Set problem:
Reproduce the lines below, swapping every occurrence of "bullet-icon" for "dot-icon" and keeping everything else unchanged.

Stored data:
---+---

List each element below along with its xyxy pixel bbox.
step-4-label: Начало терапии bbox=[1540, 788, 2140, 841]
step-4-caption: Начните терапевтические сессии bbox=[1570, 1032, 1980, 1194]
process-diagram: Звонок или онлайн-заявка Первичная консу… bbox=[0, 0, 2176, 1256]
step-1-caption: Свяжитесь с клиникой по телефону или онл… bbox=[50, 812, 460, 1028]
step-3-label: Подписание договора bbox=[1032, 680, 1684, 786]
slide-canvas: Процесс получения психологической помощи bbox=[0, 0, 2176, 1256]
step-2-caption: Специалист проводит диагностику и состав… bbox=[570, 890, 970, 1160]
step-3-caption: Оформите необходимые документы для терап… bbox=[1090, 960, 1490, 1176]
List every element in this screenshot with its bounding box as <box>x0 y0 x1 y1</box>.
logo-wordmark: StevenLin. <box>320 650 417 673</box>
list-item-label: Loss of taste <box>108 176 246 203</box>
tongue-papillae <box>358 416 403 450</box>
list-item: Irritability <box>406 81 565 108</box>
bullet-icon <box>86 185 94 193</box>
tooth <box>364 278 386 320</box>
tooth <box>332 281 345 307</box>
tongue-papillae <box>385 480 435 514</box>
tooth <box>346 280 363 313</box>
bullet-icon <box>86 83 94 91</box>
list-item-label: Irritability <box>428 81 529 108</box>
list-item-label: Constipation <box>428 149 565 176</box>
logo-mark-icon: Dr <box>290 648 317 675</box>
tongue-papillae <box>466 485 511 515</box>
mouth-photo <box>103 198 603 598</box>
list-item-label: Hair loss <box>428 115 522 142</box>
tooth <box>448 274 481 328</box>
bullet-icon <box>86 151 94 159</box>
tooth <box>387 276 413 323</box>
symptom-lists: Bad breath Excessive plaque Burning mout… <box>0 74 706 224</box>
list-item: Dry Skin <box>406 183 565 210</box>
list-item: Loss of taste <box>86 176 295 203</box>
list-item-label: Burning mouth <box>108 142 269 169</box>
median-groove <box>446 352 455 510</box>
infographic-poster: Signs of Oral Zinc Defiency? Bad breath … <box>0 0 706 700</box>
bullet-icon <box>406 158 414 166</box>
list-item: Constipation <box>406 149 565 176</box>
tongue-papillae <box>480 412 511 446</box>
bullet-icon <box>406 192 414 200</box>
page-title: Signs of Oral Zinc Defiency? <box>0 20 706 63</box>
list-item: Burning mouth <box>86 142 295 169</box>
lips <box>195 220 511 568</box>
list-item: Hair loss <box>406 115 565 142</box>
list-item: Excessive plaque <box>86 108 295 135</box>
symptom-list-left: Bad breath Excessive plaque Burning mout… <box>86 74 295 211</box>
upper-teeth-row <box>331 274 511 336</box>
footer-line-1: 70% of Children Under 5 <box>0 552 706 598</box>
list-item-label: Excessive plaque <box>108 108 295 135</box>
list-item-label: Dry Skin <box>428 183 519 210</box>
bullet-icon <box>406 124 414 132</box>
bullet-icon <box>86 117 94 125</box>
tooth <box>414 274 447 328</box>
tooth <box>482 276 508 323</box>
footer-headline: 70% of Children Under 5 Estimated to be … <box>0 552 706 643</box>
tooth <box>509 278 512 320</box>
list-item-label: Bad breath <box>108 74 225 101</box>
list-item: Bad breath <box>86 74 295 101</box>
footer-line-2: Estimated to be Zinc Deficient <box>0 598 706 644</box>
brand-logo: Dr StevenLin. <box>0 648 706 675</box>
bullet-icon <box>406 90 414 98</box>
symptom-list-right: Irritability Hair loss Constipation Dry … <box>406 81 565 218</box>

---+---

Full response:
List each element below along with its xyxy pixel bbox.
step-4-label: Начало терапии bbox=[1540, 788, 2140, 841]
step-4-caption: Начните терапевтические сессии bbox=[1570, 1032, 1980, 1194]
process-diagram: Звонок или онлайн-заявка Первичная консу… bbox=[0, 0, 2176, 1256]
step-1-caption: Свяжитесь с клиникой по телефону или онл… bbox=[50, 812, 460, 1028]
step-3-label: Подписание договора bbox=[1032, 680, 1684, 786]
slide-canvas: Процесс получения психологической помощи bbox=[0, 0, 2176, 1256]
step-2-caption: Специалист проводит диагностику и состав… bbox=[570, 890, 970, 1160]
step-3-caption: Оформите необходимые документы для терап… bbox=[1090, 960, 1490, 1176]
List every element in this screenshot with its bounding box as <box>x0 y0 x1 y1</box>.
logo-wordmark: StevenLin. <box>320 650 417 673</box>
list-item-label: Loss of taste <box>108 176 246 203</box>
tongue-papillae <box>358 416 403 450</box>
list-item: Irritability <box>406 81 565 108</box>
dot-icon <box>86 185 94 193</box>
tooth <box>364 278 386 320</box>
tooth <box>332 281 345 307</box>
tongue-papillae <box>385 480 435 514</box>
tooth <box>346 280 363 313</box>
dot-icon <box>86 83 94 91</box>
list-item-label: Irritability <box>428 81 529 108</box>
list-item-label: Constipation <box>428 149 565 176</box>
logo-mark-icon: Dr <box>290 648 317 675</box>
tongue-papillae <box>466 485 511 515</box>
mouth-photo <box>103 198 603 598</box>
list-item-label: Hair loss <box>428 115 522 142</box>
tooth <box>448 274 481 328</box>
dot-icon <box>86 151 94 159</box>
tooth <box>387 276 413 323</box>
symptom-lists: Bad breath Excessive plaque Burning mout… <box>0 74 706 224</box>
list-item: Dry Skin <box>406 183 565 210</box>
list-item: Loss of taste <box>86 176 295 203</box>
list-item-label: Burning mouth <box>108 142 269 169</box>
median-groove <box>446 352 455 510</box>
infographic-poster: Signs of Oral Zinc Defiency? Bad breath … <box>0 0 706 700</box>
dot-icon <box>406 158 414 166</box>
list-item: Constipation <box>406 149 565 176</box>
tongue-papillae <box>480 412 511 446</box>
dot-icon <box>406 192 414 200</box>
page-title: Signs of Oral Zinc Defiency? <box>0 20 706 63</box>
list-item: Burning mouth <box>86 142 295 169</box>
lips <box>195 220 511 568</box>
list-item: Hair loss <box>406 115 565 142</box>
list-item: Excessive plaque <box>86 108 295 135</box>
symptom-list-left: Bad breath Excessive plaque Burning mout… <box>86 74 295 211</box>
upper-teeth-row <box>331 274 511 336</box>
footer-line-1: 70% of Children Under 5 <box>0 552 706 598</box>
list-item-label: Excessive plaque <box>108 108 295 135</box>
list-item-label: Dry Skin <box>428 183 519 210</box>
dot-icon <box>406 124 414 132</box>
dot-icon <box>86 117 94 125</box>
tooth <box>414 274 447 328</box>
tooth <box>482 276 508 323</box>
footer-headline: 70% of Children Under 5 Estimated to be … <box>0 552 706 643</box>
tooth <box>509 278 512 320</box>
list-item-label: Bad breath <box>108 74 225 101</box>
list-item: Bad breath <box>86 74 295 101</box>
footer-line-2: Estimated to be Zinc Deficient <box>0 598 706 644</box>
brand-logo: Dr StevenLin. <box>0 648 706 675</box>
dot-icon <box>406 90 414 98</box>
symptom-list-right: Irritability Hair loss Constipation Dry … <box>406 81 565 218</box>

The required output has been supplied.